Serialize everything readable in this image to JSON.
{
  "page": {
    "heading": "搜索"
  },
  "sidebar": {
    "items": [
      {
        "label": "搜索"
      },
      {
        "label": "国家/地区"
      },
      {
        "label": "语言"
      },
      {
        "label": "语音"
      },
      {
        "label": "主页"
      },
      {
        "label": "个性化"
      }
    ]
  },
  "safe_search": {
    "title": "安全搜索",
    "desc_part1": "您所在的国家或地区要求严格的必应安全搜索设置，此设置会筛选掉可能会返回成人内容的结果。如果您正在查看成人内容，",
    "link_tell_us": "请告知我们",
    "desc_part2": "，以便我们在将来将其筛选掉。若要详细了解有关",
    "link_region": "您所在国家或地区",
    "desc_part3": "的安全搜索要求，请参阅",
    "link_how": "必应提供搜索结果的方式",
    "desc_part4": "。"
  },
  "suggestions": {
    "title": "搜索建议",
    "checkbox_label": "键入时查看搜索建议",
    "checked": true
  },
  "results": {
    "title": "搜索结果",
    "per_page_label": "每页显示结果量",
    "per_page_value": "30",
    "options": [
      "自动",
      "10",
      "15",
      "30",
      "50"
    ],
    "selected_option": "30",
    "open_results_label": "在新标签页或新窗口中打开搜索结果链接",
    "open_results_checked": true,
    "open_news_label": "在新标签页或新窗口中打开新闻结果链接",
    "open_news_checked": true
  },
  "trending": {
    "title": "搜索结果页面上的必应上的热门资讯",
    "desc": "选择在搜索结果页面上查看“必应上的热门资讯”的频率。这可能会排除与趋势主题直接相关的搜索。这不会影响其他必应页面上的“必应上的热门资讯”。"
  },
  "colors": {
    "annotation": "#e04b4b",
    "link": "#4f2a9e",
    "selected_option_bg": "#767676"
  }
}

Exercise:
Repeat each record in full; every line must match exactly.

Exercise result:
Serialize everything readable in this image to JSON.
{
  "page": {
    "heading": "搜索"
  },
  "sidebar": {
    "items": [
      {
        "label": "搜索"
      },
      {
        "label": "国家/地区"
      },
      {
        "label": "语言"
      },
      {
        "label": "语音"
      },
      {
        "label": "主页"
      },
      {
        "label": "个性化"
      }
    ]
  },
  "safe_search": {
    "title": "安全搜索",
    "desc_part1": "您所在的国家或地区要求严格的必应安全搜索设置，此设置会筛选掉可能会返回成人内容的结果。如果您正在查看成人内容，",
    "link_tell_us": "请告知我们",
    "desc_part2": "，以便我们在将来将其筛选掉。若要详细了解有关",
    "link_region": "您所在国家或地区",
    "desc_part3": "的安全搜索要求，请参阅",
    "link_how": "必应提供搜索结果的方式",
    "desc_part4": "。"
  },
  "suggestions": {
    "title": "搜索建议",
    "checkbox_label": "键入时查看搜索建议",
    "checked": true
  },
  "results": {
    "title": "搜索结果",
    "per_page_label": "每页显示结果量",
    "per_page_value": "30",
    "options": [
      "自动",
      "10",
      "15",
      "30",
      "50"
    ],
    "selected_option": "30",
    "open_results_label": "在新标签页或新窗口中打开搜索结果链接",
    "open_results_checked": true,
    "open_news_label": "在新标签页或新窗口中打开新闻结果链接",
    "open_news_checked": true
  },
  "trending": {
    "title": "搜索结果页面上的必应上的热门资讯",
    "desc": "选择在搜索结果页面上查看“必应上的热门资讯”的频率。这可能会排除与趋势主题直接相关的搜索。这不会影响其他必应页面上的“必应上的热门资讯”。"
  },
  "colors": {
    "annotation": "#e04b4b",
    "link": "#4f2a9e",
    "selected_option_bg": "#767676"
  }
}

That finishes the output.